▸ Data section
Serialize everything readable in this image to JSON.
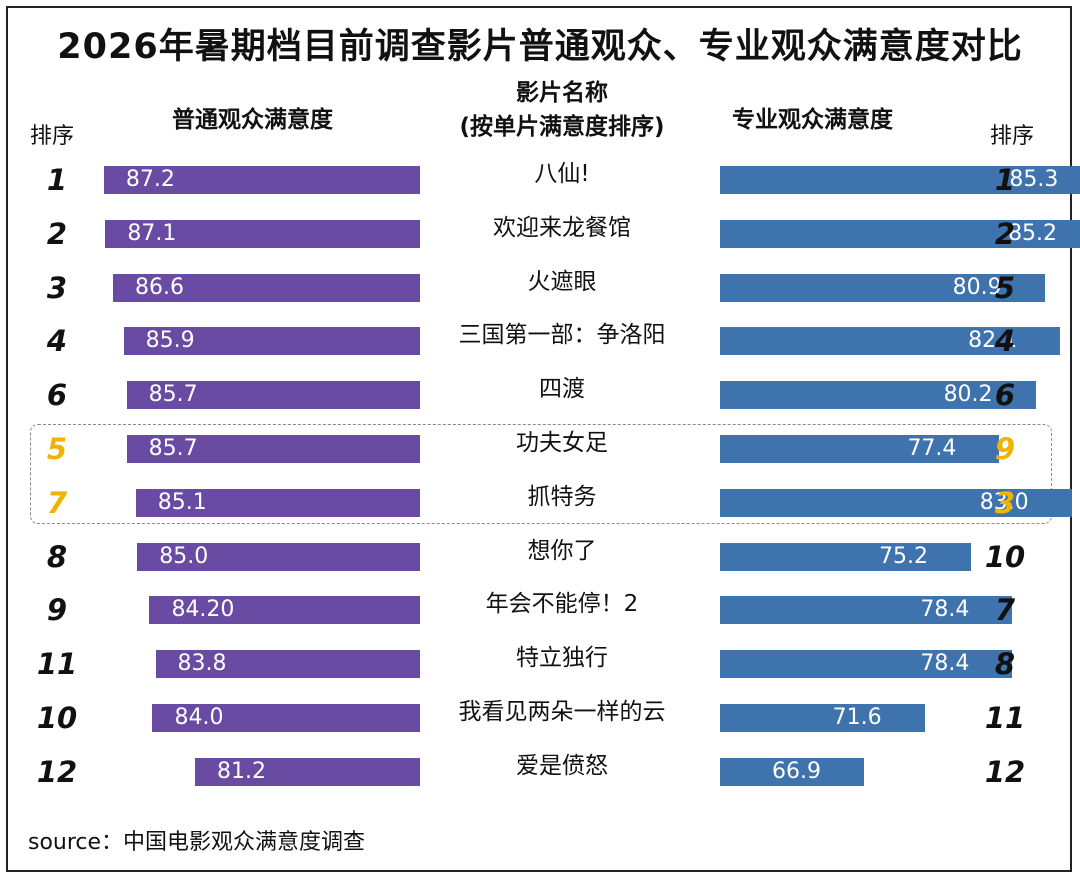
{
  "title": "2026年暑期档目前调查影片普通观众、专业观众满意度对比",
  "headers": {
    "rank_left": "排序",
    "general": "普通观众满意度",
    "film_line1": "影片名称",
    "film_line2": "(按单片满意度排序)",
    "professional": "专业观众满意度",
    "rank_right": "排序"
  },
  "source": "source：中国电影观众满意度调查",
  "colors": {
    "general": "#6a4ba3",
    "professional": "#3e73ae",
    "highlight_rank": "#f0b400"
  },
  "chart_data": {
    "type": "bar",
    "layout": "back-to-back horizontal bars",
    "categories": [
      "八仙!",
      "欢迎来龙餐馆",
      "火遮眼",
      "三国第一部：争洛阳",
      "四渡",
      "功夫女足",
      "抓特务",
      "想你了",
      "年会不能停！2",
      "特立独行",
      "我看见两朵一样的云",
      "爱是偾怒"
    ],
    "series": [
      {
        "name": "普通观众满意度",
        "values": [
          87.2,
          87.1,
          86.6,
          85.9,
          85.7,
          85.7,
          85.1,
          85.0,
          84.2,
          83.8,
          84.0,
          81.2
        ],
        "labels": [
          "87.2",
          "87.1",
          "86.6",
          "85.9",
          "85.7",
          "85.7",
          "85.1",
          "85.0",
          "84.20",
          "83.8",
          "84.0",
          "81.2"
        ]
      },
      {
        "name": "专业观众满意度",
        "values": [
          85.3,
          85.2,
          80.9,
          82.1,
          80.2,
          77.4,
          83.0,
          75.2,
          78.4,
          78.4,
          71.6,
          66.9
        ],
        "labels": [
          "85.3",
          "85.2",
          "80.9",
          "82.1",
          "80.2",
          "77.4",
          "83.0",
          "75.2",
          "78.4",
          "78.4",
          "71.6",
          "66.9"
        ]
      }
    ],
    "rank_general": [
      "1",
      "2",
      "3",
      "4",
      "6",
      "5",
      "7",
      "8",
      "9",
      "11",
      "10",
      "12"
    ],
    "rank_professional": [
      "1",
      "2",
      "5",
      "4",
      "6",
      "9",
      "3",
      "10",
      "7",
      "8",
      "11",
      "12"
    ],
    "highlighted": [
      false,
      false,
      false,
      false,
      false,
      true,
      true,
      false,
      false,
      false,
      false,
      false
    ]
  }
}
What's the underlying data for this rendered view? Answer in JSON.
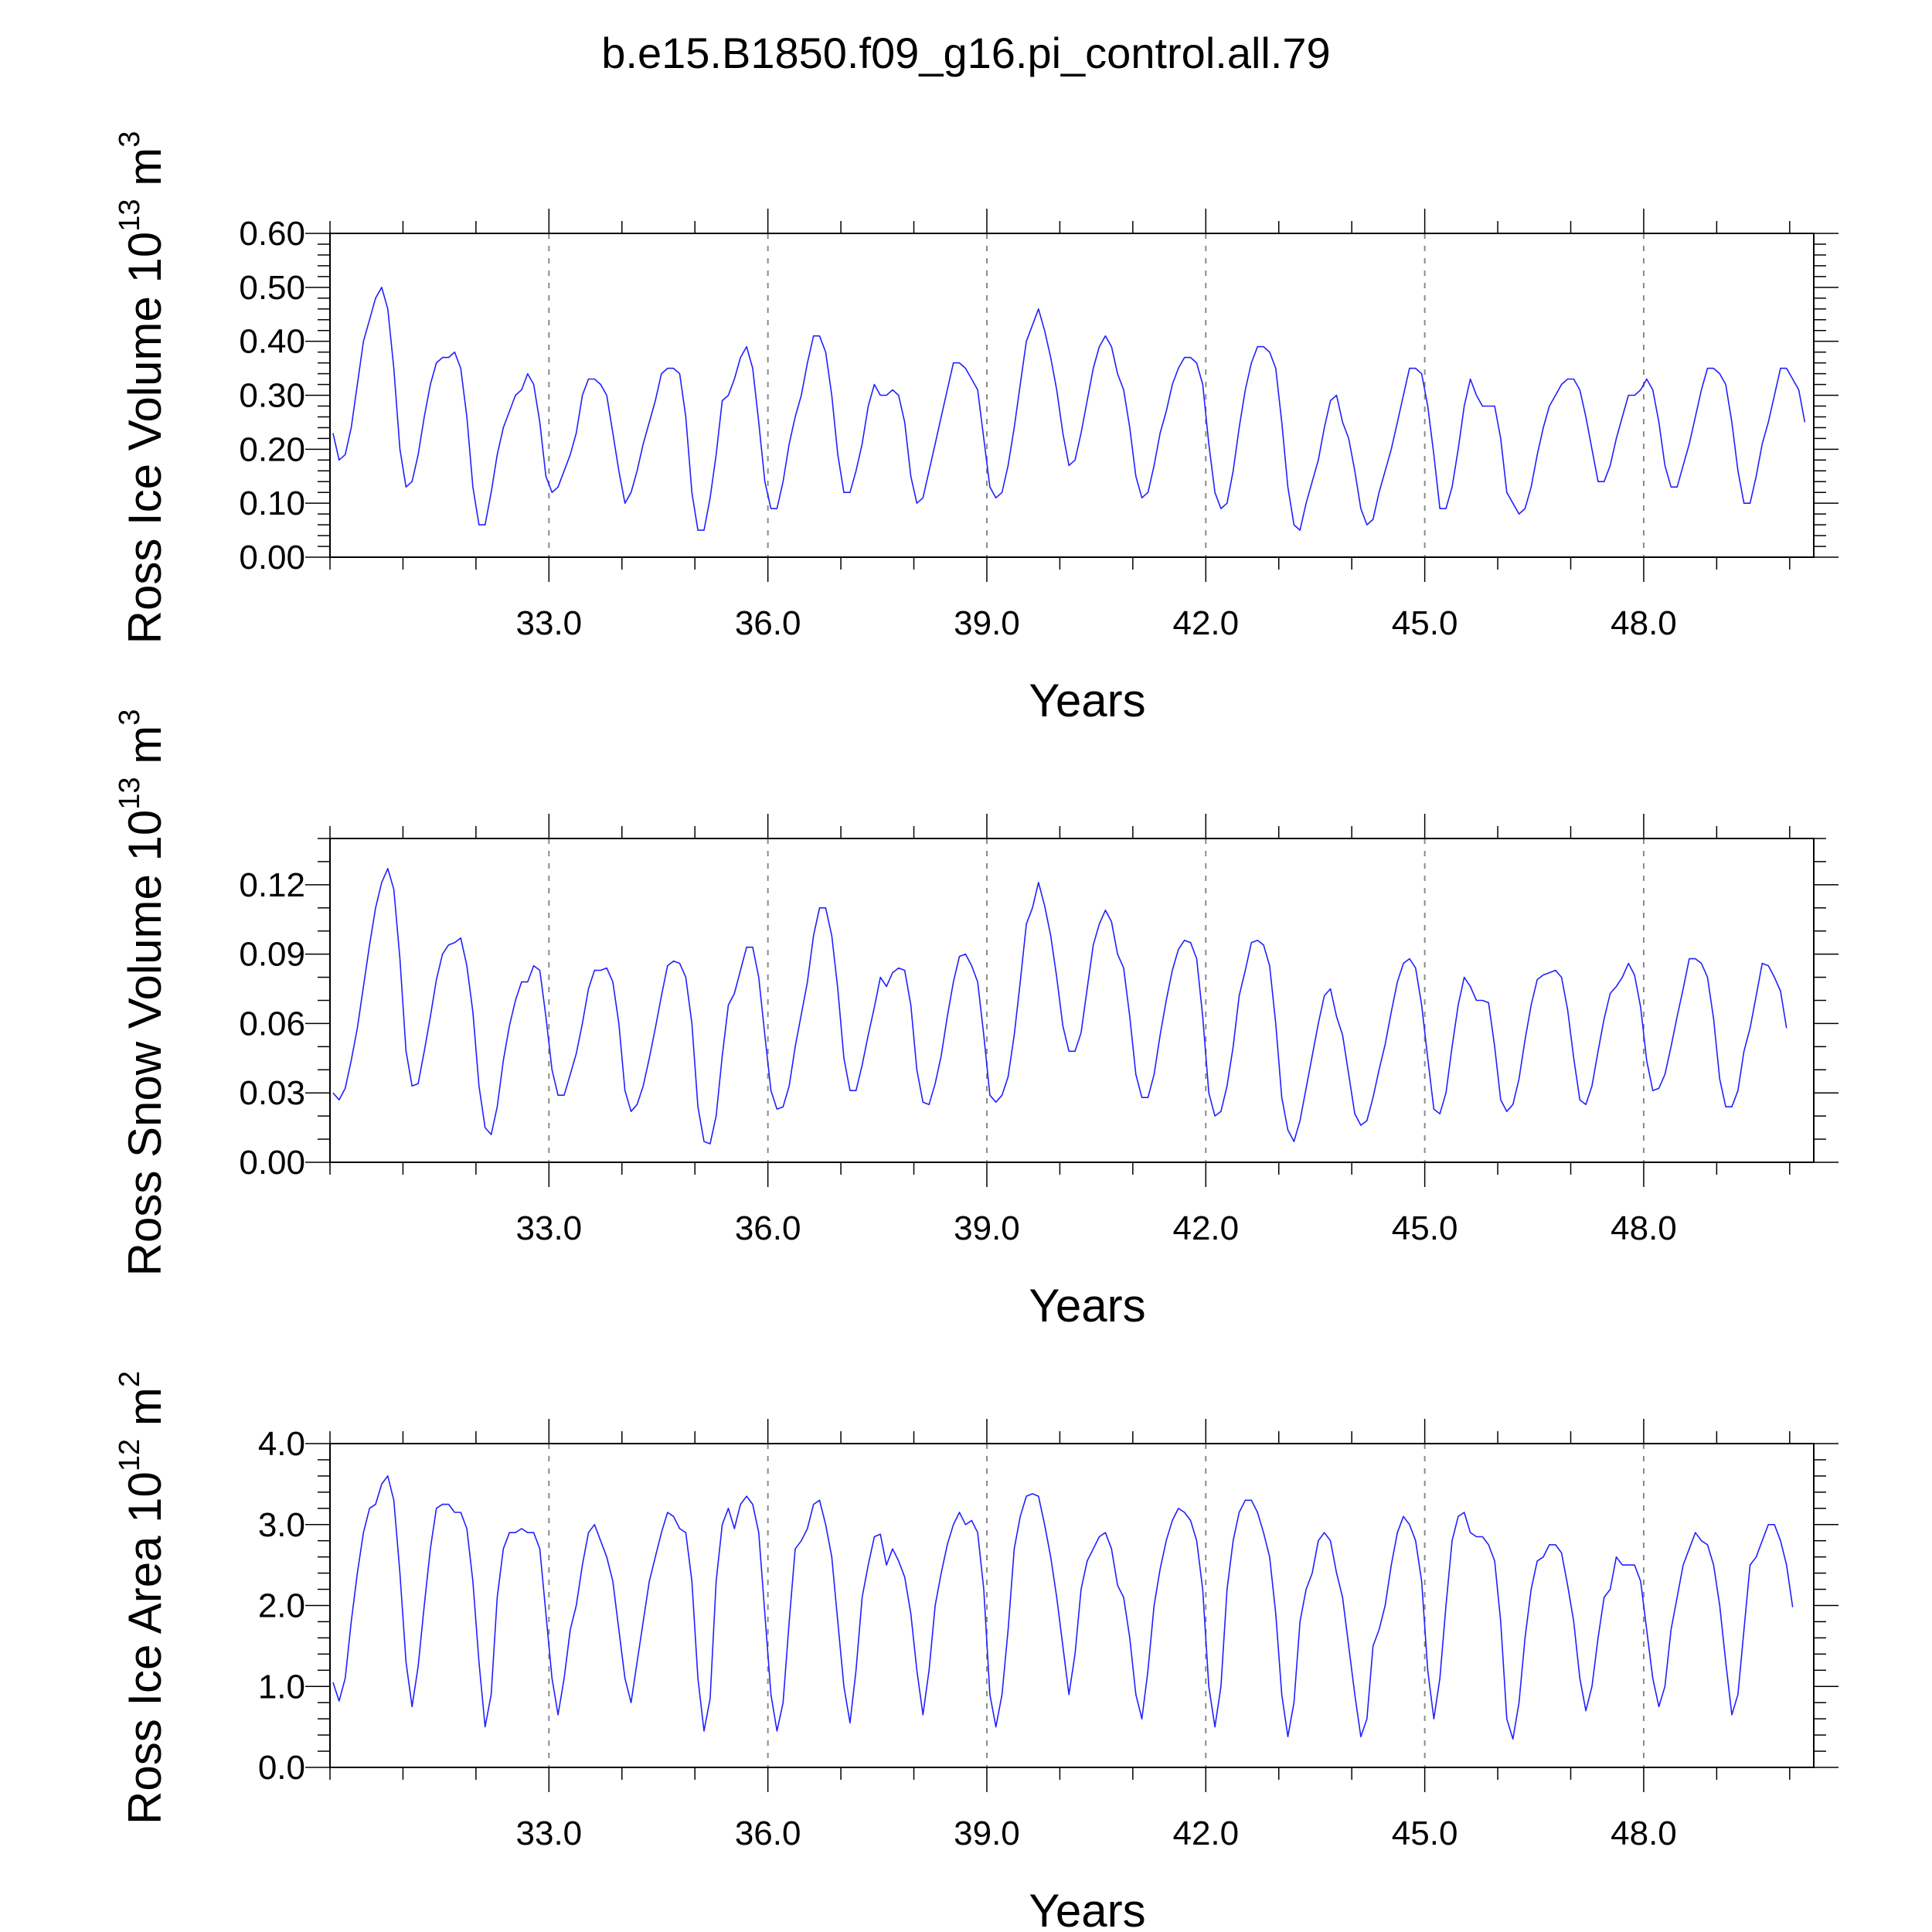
{
  "title": "b.e15.B1850.f09_g16.pi_control.all.79",
  "colors": {
    "series": "#2020ff",
    "grid": "#8a8a8a",
    "axis": "#000000"
  },
  "chart_data": [
    {
      "type": "line",
      "ylabel_text": "Ross Ice Volume 10",
      "ylabel_exp": "13",
      "ylabel_unit": " m",
      "ylabel_unit_exp": "3",
      "xlabel": "Years",
      "xlim": [
        30.0,
        50.33
      ],
      "ylim": [
        0.0,
        0.6
      ],
      "xticks": [
        "33.0",
        "36.0",
        "39.0",
        "42.0",
        "45.0",
        "48.0"
      ],
      "xtick_values": [
        33,
        36,
        39,
        42,
        45,
        48
      ],
      "yticks": [
        "0.00",
        "0.10",
        "0.20",
        "0.30",
        "0.40",
        "0.50",
        "0.60"
      ],
      "ytick_values": [
        0.0,
        0.1,
        0.2,
        0.3,
        0.4,
        0.5,
        0.6
      ],
      "y_minor_step": 0.02,
      "grid": "vertical-dashed",
      "x_start": 30.0417,
      "x_step": 0.08333,
      "series": [
        {
          "values": [
            0.23,
            0.18,
            0.19,
            0.24,
            0.32,
            0.4,
            0.44,
            0.48,
            0.5,
            0.46,
            0.35,
            0.2,
            0.13,
            0.14,
            0.19,
            0.26,
            0.32,
            0.36,
            0.37,
            0.37,
            0.38,
            0.35,
            0.26,
            0.13,
            0.06,
            0.06,
            0.12,
            0.19,
            0.24,
            0.27,
            0.3,
            0.31,
            0.34,
            0.32,
            0.25,
            0.15,
            0.12,
            0.13,
            0.16,
            0.19,
            0.23,
            0.3,
            0.33,
            0.33,
            0.32,
            0.3,
            0.23,
            0.16,
            0.1,
            0.12,
            0.16,
            0.21,
            0.25,
            0.29,
            0.34,
            0.35,
            0.35,
            0.34,
            0.26,
            0.12,
            0.05,
            0.05,
            0.11,
            0.19,
            0.29,
            0.3,
            0.33,
            0.37,
            0.39,
            0.35,
            0.25,
            0.14,
            0.09,
            0.09,
            0.14,
            0.21,
            0.26,
            0.3,
            0.36,
            0.41,
            0.41,
            0.38,
            0.3,
            0.19,
            0.12,
            0.12,
            0.16,
            0.21,
            0.28,
            0.32,
            0.3,
            0.3,
            0.31,
            0.3,
            0.25,
            0.15,
            0.1,
            0.11,
            0.16,
            0.21,
            0.26,
            0.31,
            0.36,
            0.36,
            0.35,
            0.33,
            0.31,
            0.22,
            0.13,
            0.11,
            0.12,
            0.17,
            0.24,
            0.32,
            0.4,
            0.43,
            0.46,
            0.42,
            0.37,
            0.31,
            0.23,
            0.17,
            0.18,
            0.23,
            0.29,
            0.35,
            0.39,
            0.41,
            0.39,
            0.34,
            0.31,
            0.24,
            0.15,
            0.11,
            0.12,
            0.17,
            0.23,
            0.27,
            0.32,
            0.35,
            0.37,
            0.37,
            0.36,
            0.32,
            0.21,
            0.12,
            0.09,
            0.1,
            0.16,
            0.24,
            0.31,
            0.36,
            0.39,
            0.39,
            0.38,
            0.35,
            0.25,
            0.13,
            0.06,
            0.05,
            0.1,
            0.14,
            0.18,
            0.24,
            0.29,
            0.3,
            0.25,
            0.22,
            0.16,
            0.09,
            0.06,
            0.07,
            0.12,
            0.16,
            0.2,
            0.25,
            0.3,
            0.35,
            0.35,
            0.34,
            0.28,
            0.19,
            0.09,
            0.09,
            0.13,
            0.2,
            0.28,
            0.33,
            0.3,
            0.28,
            0.28,
            0.28,
            0.22,
            0.12,
            0.1,
            0.08,
            0.09,
            0.13,
            0.19,
            0.24,
            0.28,
            0.3,
            0.32,
            0.33,
            0.33,
            0.31,
            0.26,
            0.2,
            0.14,
            0.14,
            0.17,
            0.22,
            0.26,
            0.3,
            0.3,
            0.31,
            0.33,
            0.31,
            0.25,
            0.17,
            0.13,
            0.13,
            0.17,
            0.21,
            0.26,
            0.31,
            0.35,
            0.35,
            0.34,
            0.32,
            0.25,
            0.16,
            0.1,
            0.1,
            0.15,
            0.21,
            0.25,
            0.3,
            0.35,
            0.35,
            0.33,
            0.31,
            0.25
          ]
        }
      ]
    },
    {
      "type": "line",
      "ylabel_text": "Ross Snow Volume 10",
      "ylabel_exp": "13",
      "ylabel_unit": " m",
      "ylabel_unit_exp": "3",
      "xlabel": "Years",
      "xlim": [
        30.0,
        50.33
      ],
      "ylim": [
        0.0,
        0.14
      ],
      "xticks": [
        "33.0",
        "36.0",
        "39.0",
        "42.0",
        "45.0",
        "48.0"
      ],
      "xtick_values": [
        33,
        36,
        39,
        42,
        45,
        48
      ],
      "yticks": [
        "0.00",
        "0.03",
        "0.06",
        "0.09",
        "0.12"
      ],
      "ytick_values": [
        0.0,
        0.03,
        0.06,
        0.09,
        0.12
      ],
      "y_minor_step": 0.01,
      "grid": "vertical-dashed",
      "x_start": 30.0417,
      "x_step": 0.08333,
      "series": [
        {
          "values": [
            0.03,
            0.027,
            0.032,
            0.044,
            0.058,
            0.076,
            0.094,
            0.11,
            0.121,
            0.127,
            0.118,
            0.088,
            0.048,
            0.033,
            0.034,
            0.048,
            0.063,
            0.079,
            0.09,
            0.094,
            0.095,
            0.097,
            0.085,
            0.065,
            0.033,
            0.015,
            0.012,
            0.024,
            0.044,
            0.059,
            0.07,
            0.078,
            0.078,
            0.085,
            0.083,
            0.063,
            0.04,
            0.029,
            0.029,
            0.038,
            0.047,
            0.06,
            0.075,
            0.083,
            0.083,
            0.084,
            0.078,
            0.06,
            0.031,
            0.022,
            0.025,
            0.033,
            0.045,
            0.058,
            0.072,
            0.085,
            0.087,
            0.086,
            0.08,
            0.06,
            0.024,
            0.009,
            0.008,
            0.02,
            0.046,
            0.068,
            0.073,
            0.083,
            0.093,
            0.093,
            0.08,
            0.055,
            0.031,
            0.023,
            0.024,
            0.033,
            0.05,
            0.064,
            0.078,
            0.098,
            0.11,
            0.11,
            0.098,
            0.075,
            0.045,
            0.031,
            0.031,
            0.042,
            0.055,
            0.067,
            0.08,
            0.076,
            0.082,
            0.084,
            0.083,
            0.068,
            0.04,
            0.026,
            0.025,
            0.034,
            0.046,
            0.063,
            0.078,
            0.089,
            0.09,
            0.085,
            0.078,
            0.055,
            0.029,
            0.026,
            0.029,
            0.037,
            0.055,
            0.078,
            0.103,
            0.11,
            0.121,
            0.111,
            0.098,
            0.08,
            0.059,
            0.048,
            0.048,
            0.056,
            0.075,
            0.094,
            0.103,
            0.109,
            0.104,
            0.09,
            0.084,
            0.063,
            0.038,
            0.028,
            0.028,
            0.038,
            0.055,
            0.07,
            0.083,
            0.092,
            0.096,
            0.095,
            0.088,
            0.063,
            0.03,
            0.02,
            0.022,
            0.033,
            0.05,
            0.072,
            0.083,
            0.095,
            0.096,
            0.094,
            0.085,
            0.06,
            0.028,
            0.014,
            0.009,
            0.018,
            0.032,
            0.046,
            0.06,
            0.072,
            0.075,
            0.063,
            0.055,
            0.038,
            0.021,
            0.016,
            0.018,
            0.028,
            0.04,
            0.051,
            0.065,
            0.078,
            0.086,
            0.088,
            0.084,
            0.068,
            0.045,
            0.023,
            0.021,
            0.03,
            0.05,
            0.068,
            0.08,
            0.076,
            0.07,
            0.07,
            0.069,
            0.05,
            0.027,
            0.022,
            0.025,
            0.036,
            0.053,
            0.068,
            0.079,
            0.081,
            0.082,
            0.083,
            0.08,
            0.066,
            0.045,
            0.027,
            0.025,
            0.033,
            0.048,
            0.062,
            0.073,
            0.076,
            0.08,
            0.086,
            0.081,
            0.067,
            0.044,
            0.031,
            0.032,
            0.038,
            0.05,
            0.063,
            0.075,
            0.088,
            0.088,
            0.086,
            0.08,
            0.062,
            0.036,
            0.024,
            0.024,
            0.031,
            0.048,
            0.058,
            0.072,
            0.086,
            0.085,
            0.08,
            0.074,
            0.058
          ]
        }
      ]
    },
    {
      "type": "line",
      "ylabel_text": "Ross Ice Area 10",
      "ylabel_exp": "12",
      "ylabel_unit": " m",
      "ylabel_unit_exp": "2",
      "xlabel": "Years",
      "xlim": [
        30.0,
        50.33
      ],
      "ylim": [
        0.0,
        4.0
      ],
      "xticks": [
        "33.0",
        "36.0",
        "39.0",
        "42.0",
        "45.0",
        "48.0"
      ],
      "xtick_values": [
        33,
        36,
        39,
        42,
        45,
        48
      ],
      "yticks": [
        "0.0",
        "1.0",
        "2.0",
        "3.0",
        "4.0"
      ],
      "ytick_values": [
        0.0,
        1.0,
        2.0,
        3.0,
        4.0
      ],
      "y_minor_step": 0.2,
      "grid": "vertical-dashed",
      "x_start": 30.0417,
      "x_step": 0.08333,
      "series": [
        {
          "values": [
            1.05,
            0.82,
            1.1,
            1.8,
            2.4,
            2.9,
            3.2,
            3.25,
            3.5,
            3.6,
            3.3,
            2.4,
            1.3,
            0.75,
            1.25,
            2.0,
            2.7,
            3.2,
            3.25,
            3.25,
            3.15,
            3.15,
            2.95,
            2.3,
            1.3,
            0.5,
            0.9,
            2.1,
            2.7,
            2.9,
            2.9,
            2.95,
            2.9,
            2.9,
            2.7,
            1.9,
            1.1,
            0.65,
            1.1,
            1.7,
            2.0,
            2.5,
            2.9,
            3.0,
            2.8,
            2.6,
            2.3,
            1.7,
            1.1,
            0.8,
            1.3,
            1.8,
            2.3,
            2.6,
            2.9,
            3.15,
            3.1,
            2.95,
            2.9,
            2.3,
            1.1,
            0.45,
            0.85,
            2.3,
            3.0,
            3.2,
            2.95,
            3.25,
            3.35,
            3.25,
            2.9,
            1.9,
            0.9,
            0.45,
            0.8,
            1.8,
            2.7,
            2.8,
            2.95,
            3.25,
            3.3,
            3.0,
            2.6,
            1.8,
            1.0,
            0.55,
            1.2,
            2.1,
            2.5,
            2.85,
            2.88,
            2.5,
            2.7,
            2.55,
            2.35,
            1.9,
            1.2,
            0.65,
            1.2,
            2.0,
            2.4,
            2.75,
            3.0,
            3.15,
            3.0,
            3.05,
            2.9,
            2.2,
            0.9,
            0.5,
            0.9,
            1.7,
            2.7,
            3.1,
            3.35,
            3.38,
            3.35,
            3.0,
            2.6,
            2.1,
            1.5,
            0.9,
            1.4,
            2.2,
            2.55,
            2.7,
            2.85,
            2.9,
            2.7,
            2.25,
            2.1,
            1.6,
            0.9,
            0.6,
            1.2,
            2.0,
            2.45,
            2.8,
            3.05,
            3.2,
            3.15,
            3.05,
            2.8,
            2.2,
            1.0,
            0.5,
            1.0,
            2.2,
            2.8,
            3.15,
            3.3,
            3.3,
            3.15,
            2.9,
            2.6,
            1.9,
            0.9,
            0.38,
            0.8,
            1.8,
            2.2,
            2.4,
            2.8,
            2.9,
            2.8,
            2.4,
            2.1,
            1.5,
            0.9,
            0.38,
            0.6,
            1.5,
            1.7,
            2.0,
            2.5,
            2.9,
            3.1,
            3.0,
            2.8,
            2.3,
            1.2,
            0.6,
            1.1,
            2.0,
            2.8,
            3.1,
            3.15,
            2.9,
            2.85,
            2.85,
            2.75,
            2.55,
            1.8,
            0.6,
            0.35,
            0.8,
            1.6,
            2.2,
            2.55,
            2.6,
            2.75,
            2.75,
            2.65,
            2.25,
            1.8,
            1.1,
            0.7,
            1.0,
            1.6,
            2.1,
            2.2,
            2.6,
            2.5,
            2.5,
            2.5,
            2.3,
            1.7,
            1.1,
            0.75,
            1.0,
            1.7,
            2.1,
            2.5,
            2.7,
            2.9,
            2.8,
            2.75,
            2.5,
            2.0,
            1.3,
            0.65,
            0.9,
            1.7,
            2.5,
            2.6,
            2.8,
            3.0,
            3.0,
            2.8,
            2.5,
            1.98
          ]
        }
      ]
    }
  ]
}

▸ Exercise prompt
Using the listing above, show every line that includes the string "title".

▸ Answer in full
  "title": "2026年暑期档目前调查影片普通观众、专业观众满意度对比",
  "title": "b.e15.B1850.f09_g16.pi_control.all.79",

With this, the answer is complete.